> **Stated exercise**
Copy everything from the line containing "What are the" down to the line containing "417, 178, 454]", both lines included, without changing a single character.

> **Exercise input**

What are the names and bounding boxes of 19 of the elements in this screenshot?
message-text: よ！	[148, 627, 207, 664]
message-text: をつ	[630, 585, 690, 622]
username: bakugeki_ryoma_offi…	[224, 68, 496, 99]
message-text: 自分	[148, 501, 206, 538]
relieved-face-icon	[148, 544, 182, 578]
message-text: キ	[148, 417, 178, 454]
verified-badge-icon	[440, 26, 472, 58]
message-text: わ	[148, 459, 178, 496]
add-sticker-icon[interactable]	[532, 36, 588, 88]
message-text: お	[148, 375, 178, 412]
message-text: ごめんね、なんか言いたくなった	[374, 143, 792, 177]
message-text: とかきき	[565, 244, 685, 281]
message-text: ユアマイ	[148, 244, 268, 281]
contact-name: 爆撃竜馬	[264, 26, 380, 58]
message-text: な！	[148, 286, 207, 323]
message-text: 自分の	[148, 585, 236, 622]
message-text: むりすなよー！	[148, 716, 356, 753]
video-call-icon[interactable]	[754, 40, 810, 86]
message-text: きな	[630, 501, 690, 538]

* * *

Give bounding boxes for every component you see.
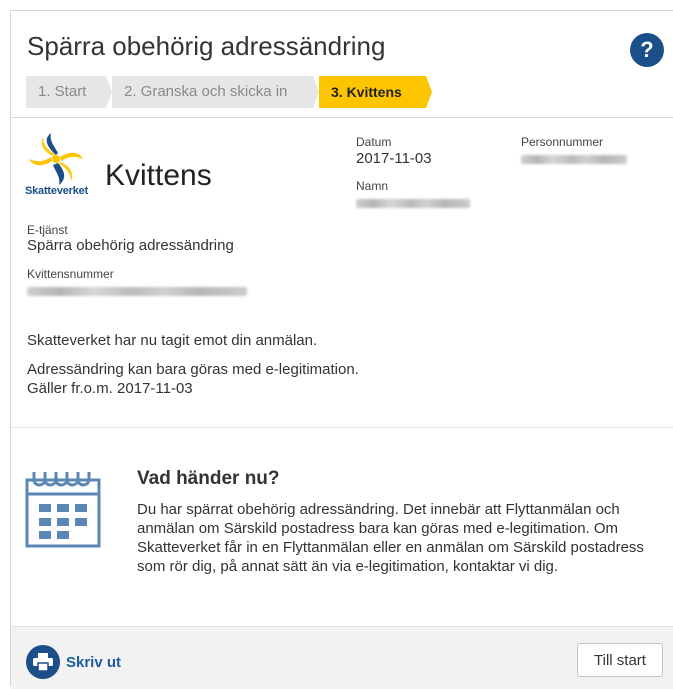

> **Problem solution**
What are the names and bounding boxes of 19 of the elements in this screenshot?
message-text: よ！	[148, 627, 207, 664]
message-text: をつ	[630, 585, 690, 622]
username: bakugeki_ryoma_offi…	[224, 68, 496, 99]
message-text: 自分	[148, 501, 206, 538]
relieved-face-icon	[148, 544, 182, 578]
message-text: キ	[148, 417, 178, 454]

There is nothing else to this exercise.